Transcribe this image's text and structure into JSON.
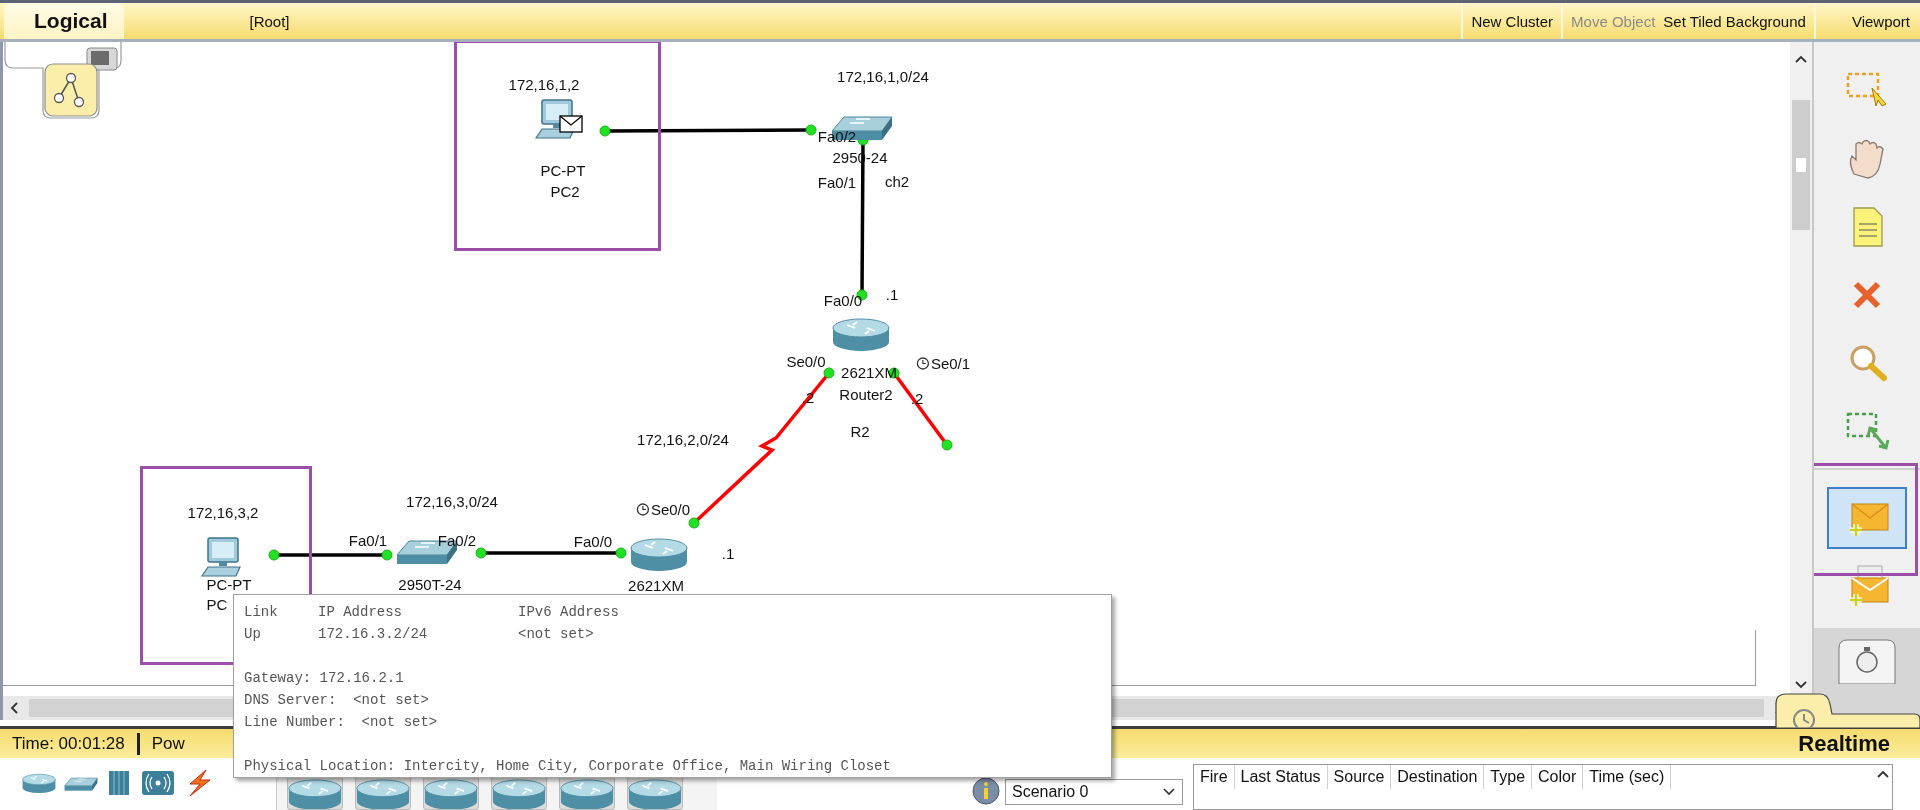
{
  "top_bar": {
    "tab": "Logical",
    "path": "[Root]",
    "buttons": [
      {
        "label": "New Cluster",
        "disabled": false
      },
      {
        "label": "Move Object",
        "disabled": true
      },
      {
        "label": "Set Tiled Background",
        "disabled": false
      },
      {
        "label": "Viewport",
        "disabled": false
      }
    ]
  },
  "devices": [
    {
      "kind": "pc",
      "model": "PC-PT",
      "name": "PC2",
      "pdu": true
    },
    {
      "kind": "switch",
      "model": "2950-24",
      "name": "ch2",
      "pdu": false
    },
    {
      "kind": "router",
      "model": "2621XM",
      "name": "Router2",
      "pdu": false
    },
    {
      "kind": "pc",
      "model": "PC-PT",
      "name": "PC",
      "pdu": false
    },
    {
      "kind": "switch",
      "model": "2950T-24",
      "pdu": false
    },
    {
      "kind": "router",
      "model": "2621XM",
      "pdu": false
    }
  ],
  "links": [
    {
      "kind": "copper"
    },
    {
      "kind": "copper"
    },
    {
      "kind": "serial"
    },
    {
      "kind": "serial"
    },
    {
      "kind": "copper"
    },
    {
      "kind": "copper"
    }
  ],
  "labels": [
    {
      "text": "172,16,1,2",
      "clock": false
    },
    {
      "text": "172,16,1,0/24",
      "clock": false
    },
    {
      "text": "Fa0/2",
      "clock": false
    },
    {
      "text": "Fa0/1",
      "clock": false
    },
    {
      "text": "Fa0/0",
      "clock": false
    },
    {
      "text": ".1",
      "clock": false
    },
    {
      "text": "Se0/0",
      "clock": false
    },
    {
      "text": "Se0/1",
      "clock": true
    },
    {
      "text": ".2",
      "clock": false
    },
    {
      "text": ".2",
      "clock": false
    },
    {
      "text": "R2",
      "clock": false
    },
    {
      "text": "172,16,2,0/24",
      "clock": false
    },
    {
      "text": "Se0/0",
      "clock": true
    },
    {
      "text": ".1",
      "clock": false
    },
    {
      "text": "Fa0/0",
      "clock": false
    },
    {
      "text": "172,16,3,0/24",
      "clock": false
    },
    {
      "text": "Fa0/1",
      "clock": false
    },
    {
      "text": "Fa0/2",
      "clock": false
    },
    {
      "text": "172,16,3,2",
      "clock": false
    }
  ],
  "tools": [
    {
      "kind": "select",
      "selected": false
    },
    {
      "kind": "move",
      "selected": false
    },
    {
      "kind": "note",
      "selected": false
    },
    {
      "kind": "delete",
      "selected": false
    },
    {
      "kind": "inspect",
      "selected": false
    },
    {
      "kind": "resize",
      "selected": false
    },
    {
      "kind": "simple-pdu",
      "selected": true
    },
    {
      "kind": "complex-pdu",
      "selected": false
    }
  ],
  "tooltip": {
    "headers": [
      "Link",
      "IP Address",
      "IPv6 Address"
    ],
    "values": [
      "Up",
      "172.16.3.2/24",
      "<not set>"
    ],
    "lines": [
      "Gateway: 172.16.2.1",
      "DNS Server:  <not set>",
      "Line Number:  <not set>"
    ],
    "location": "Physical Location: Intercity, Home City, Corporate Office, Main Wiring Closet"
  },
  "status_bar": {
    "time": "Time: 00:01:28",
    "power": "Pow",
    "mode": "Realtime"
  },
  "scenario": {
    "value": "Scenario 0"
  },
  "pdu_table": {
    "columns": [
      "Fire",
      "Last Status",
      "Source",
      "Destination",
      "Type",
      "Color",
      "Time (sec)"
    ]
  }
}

=-=-=

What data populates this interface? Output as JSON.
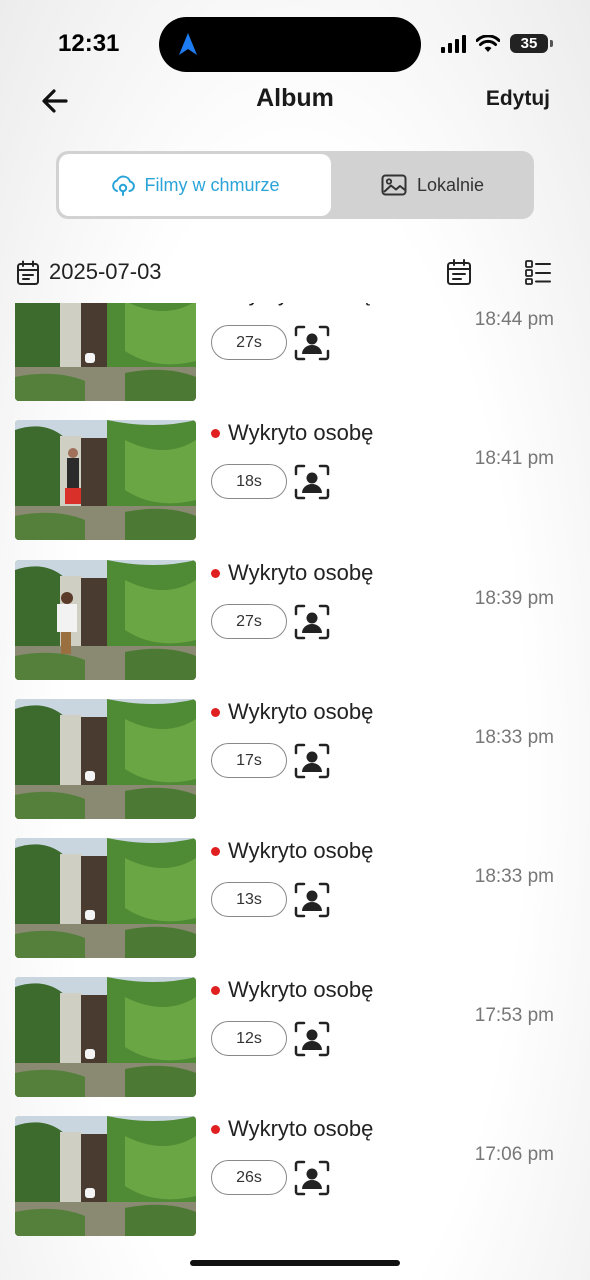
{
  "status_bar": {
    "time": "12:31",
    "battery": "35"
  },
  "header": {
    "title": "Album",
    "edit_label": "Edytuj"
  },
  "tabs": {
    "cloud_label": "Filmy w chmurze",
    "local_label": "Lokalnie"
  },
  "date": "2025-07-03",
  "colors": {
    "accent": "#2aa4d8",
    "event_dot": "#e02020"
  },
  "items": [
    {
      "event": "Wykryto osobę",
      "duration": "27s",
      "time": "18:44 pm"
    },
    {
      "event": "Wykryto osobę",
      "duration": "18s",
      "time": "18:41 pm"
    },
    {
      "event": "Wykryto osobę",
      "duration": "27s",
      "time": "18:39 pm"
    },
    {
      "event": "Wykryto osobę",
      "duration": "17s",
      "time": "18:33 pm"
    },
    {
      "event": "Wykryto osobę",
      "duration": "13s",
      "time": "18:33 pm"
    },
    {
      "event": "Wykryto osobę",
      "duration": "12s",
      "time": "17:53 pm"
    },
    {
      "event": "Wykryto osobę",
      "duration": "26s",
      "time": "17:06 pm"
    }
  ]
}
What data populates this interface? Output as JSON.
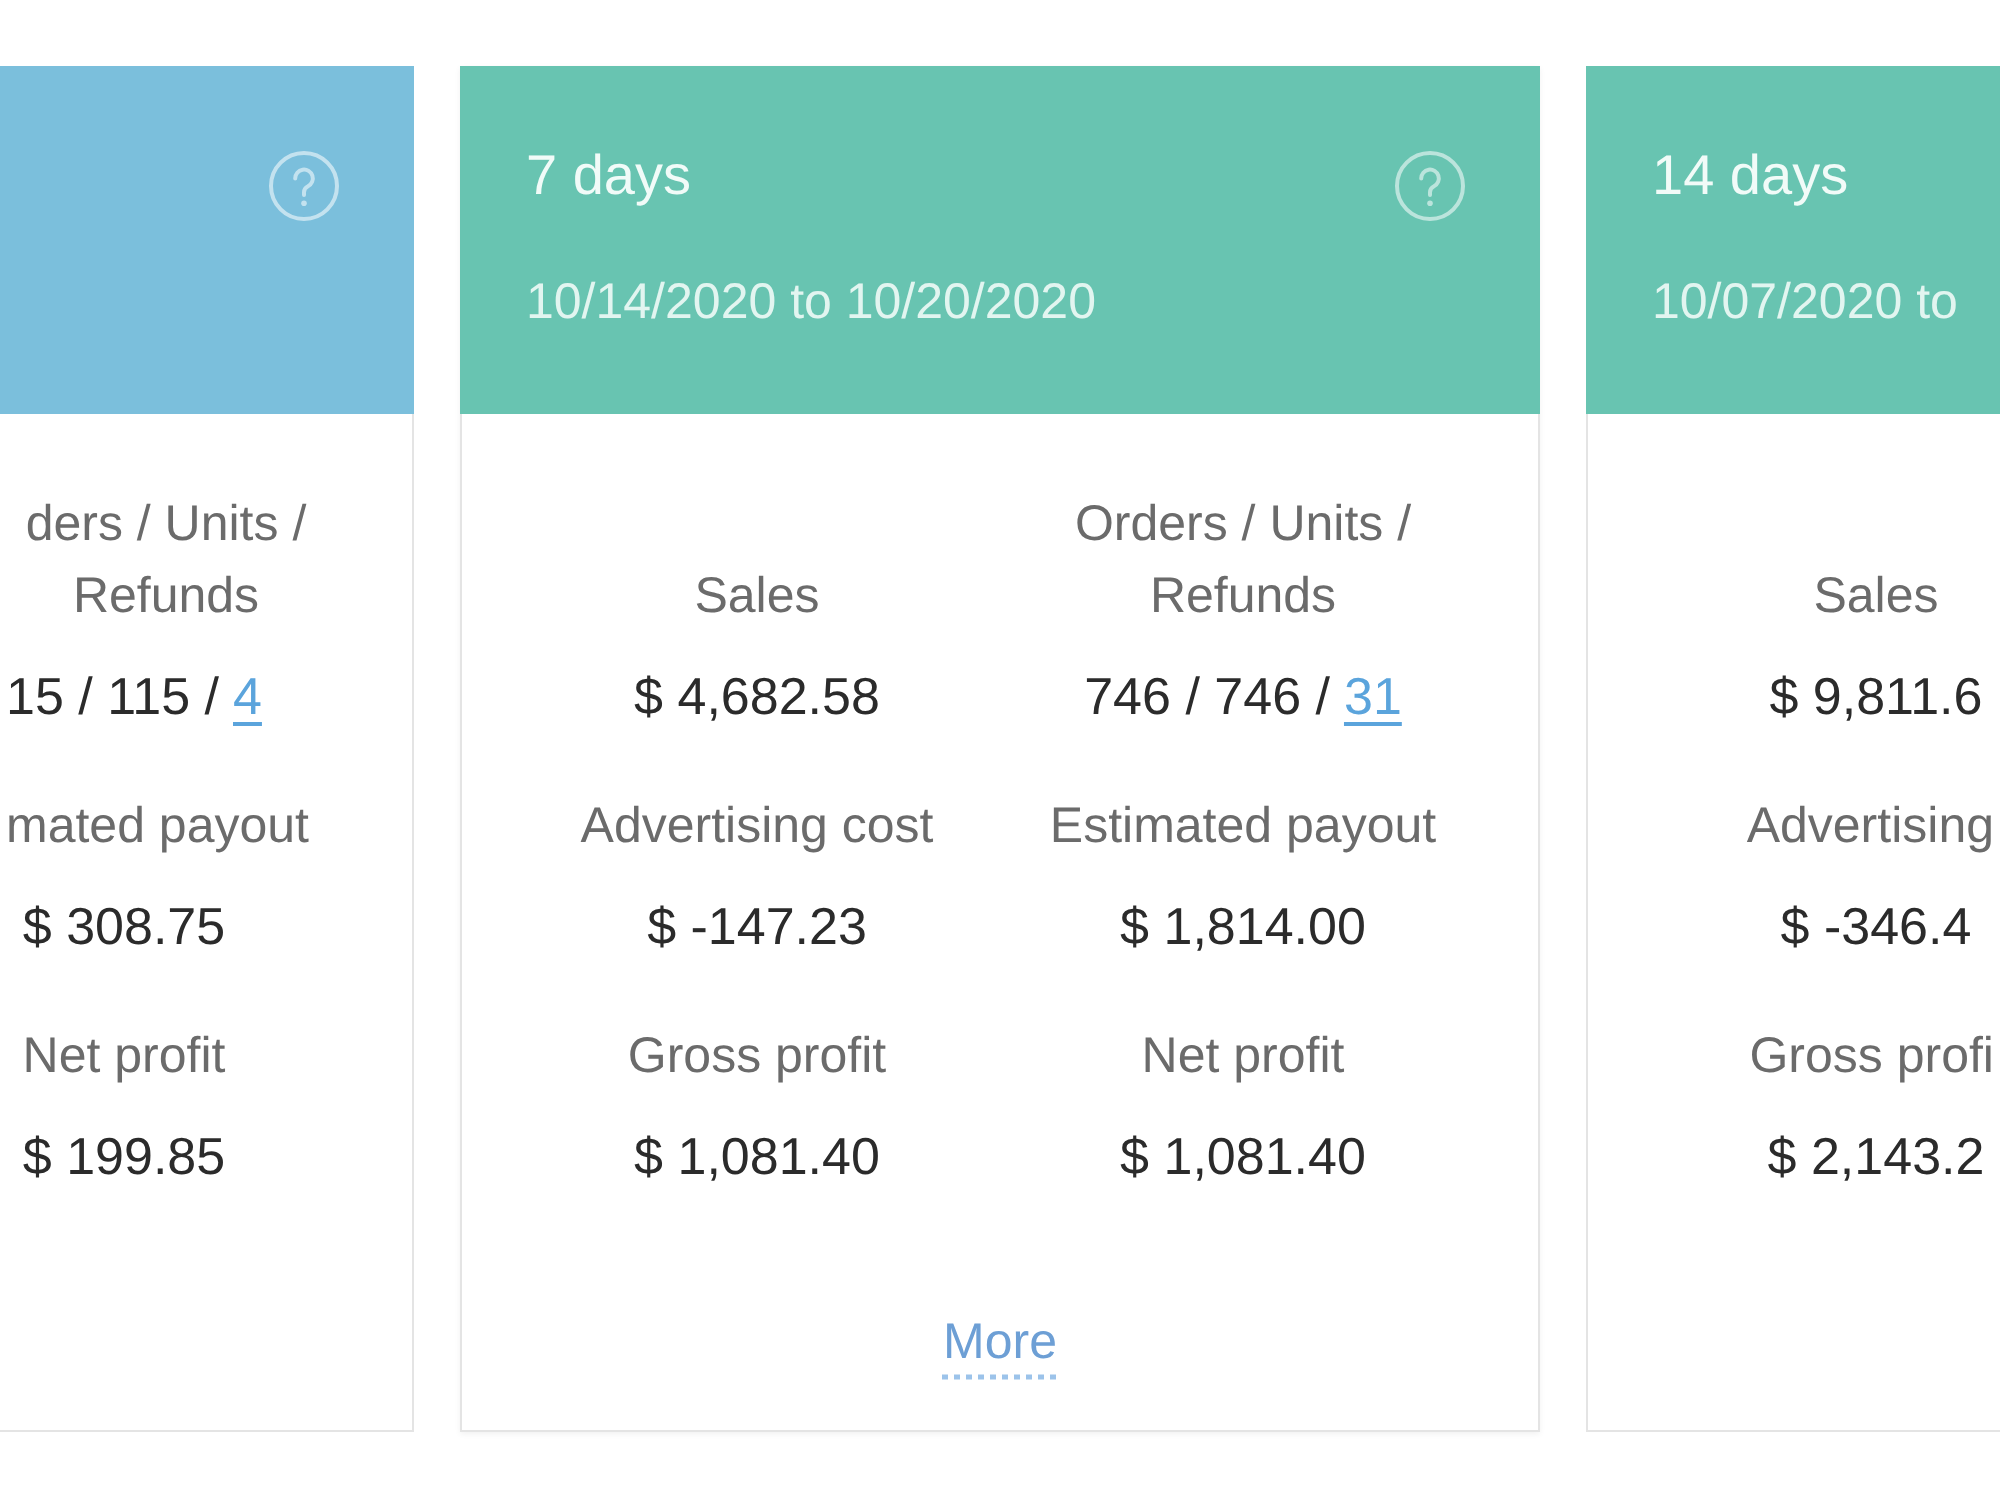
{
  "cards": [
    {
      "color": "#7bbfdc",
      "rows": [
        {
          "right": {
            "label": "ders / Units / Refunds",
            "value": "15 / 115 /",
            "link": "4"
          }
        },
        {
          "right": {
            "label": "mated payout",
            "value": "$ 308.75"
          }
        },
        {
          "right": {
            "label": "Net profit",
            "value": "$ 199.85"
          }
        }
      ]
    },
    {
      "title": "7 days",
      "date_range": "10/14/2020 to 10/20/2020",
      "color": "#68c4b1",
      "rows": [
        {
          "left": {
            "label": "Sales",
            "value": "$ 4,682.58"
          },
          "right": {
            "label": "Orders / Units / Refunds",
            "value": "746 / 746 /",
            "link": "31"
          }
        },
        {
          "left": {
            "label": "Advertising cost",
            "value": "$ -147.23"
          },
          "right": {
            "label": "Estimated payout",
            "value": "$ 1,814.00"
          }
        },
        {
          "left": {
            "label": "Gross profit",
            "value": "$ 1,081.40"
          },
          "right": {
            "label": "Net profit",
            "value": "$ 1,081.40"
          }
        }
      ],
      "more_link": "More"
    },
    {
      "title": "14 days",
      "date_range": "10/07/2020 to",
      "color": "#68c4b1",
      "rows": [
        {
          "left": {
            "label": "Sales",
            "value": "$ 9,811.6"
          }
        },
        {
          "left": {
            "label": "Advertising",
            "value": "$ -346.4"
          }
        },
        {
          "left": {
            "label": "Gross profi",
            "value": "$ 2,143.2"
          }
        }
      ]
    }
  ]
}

=-=-=

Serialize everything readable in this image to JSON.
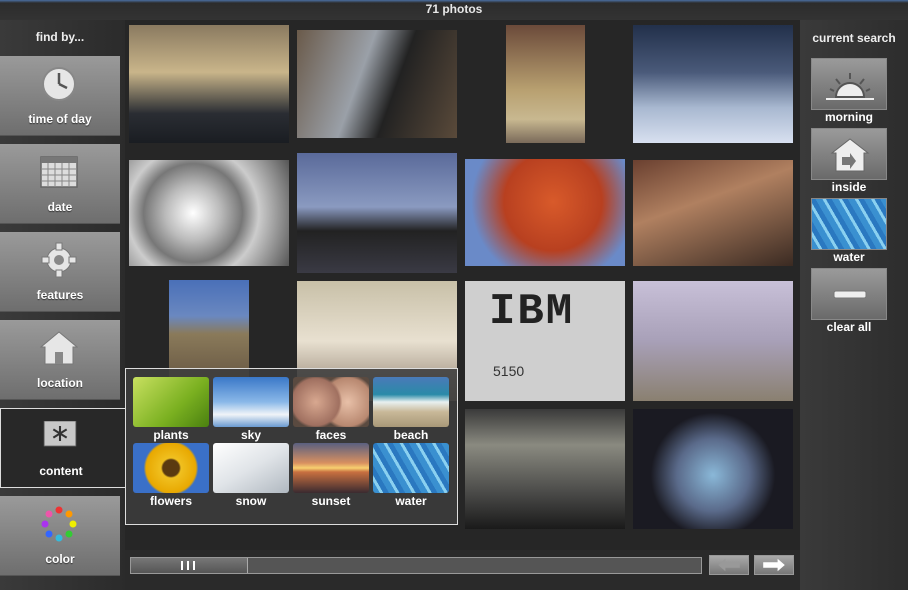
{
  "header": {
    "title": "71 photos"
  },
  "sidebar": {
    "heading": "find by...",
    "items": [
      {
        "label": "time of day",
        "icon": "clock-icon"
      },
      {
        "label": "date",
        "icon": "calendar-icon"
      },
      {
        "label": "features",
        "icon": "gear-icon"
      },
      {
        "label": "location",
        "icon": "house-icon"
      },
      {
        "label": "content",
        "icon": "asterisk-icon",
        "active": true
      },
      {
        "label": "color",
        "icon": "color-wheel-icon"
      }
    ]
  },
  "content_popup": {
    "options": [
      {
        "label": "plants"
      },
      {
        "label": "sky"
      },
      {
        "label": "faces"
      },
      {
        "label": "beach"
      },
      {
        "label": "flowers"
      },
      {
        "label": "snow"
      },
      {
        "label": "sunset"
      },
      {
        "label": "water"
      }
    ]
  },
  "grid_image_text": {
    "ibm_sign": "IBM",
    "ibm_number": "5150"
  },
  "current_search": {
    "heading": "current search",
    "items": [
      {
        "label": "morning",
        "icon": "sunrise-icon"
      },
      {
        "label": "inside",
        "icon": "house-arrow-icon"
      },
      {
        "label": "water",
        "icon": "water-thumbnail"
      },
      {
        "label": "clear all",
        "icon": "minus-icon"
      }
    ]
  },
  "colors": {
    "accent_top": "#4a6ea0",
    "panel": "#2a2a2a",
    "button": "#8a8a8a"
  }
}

=-=-=

> **What the task requires**
Go through the records. Copy each line where "JSON" appears.

> **Response to the exercise**
Transcribe this image's text and structure into JSON.
What data populates this interface? Output as JSON.
What data populates this interface? Output as JSON.
Serialize everything readable in this image to JSON.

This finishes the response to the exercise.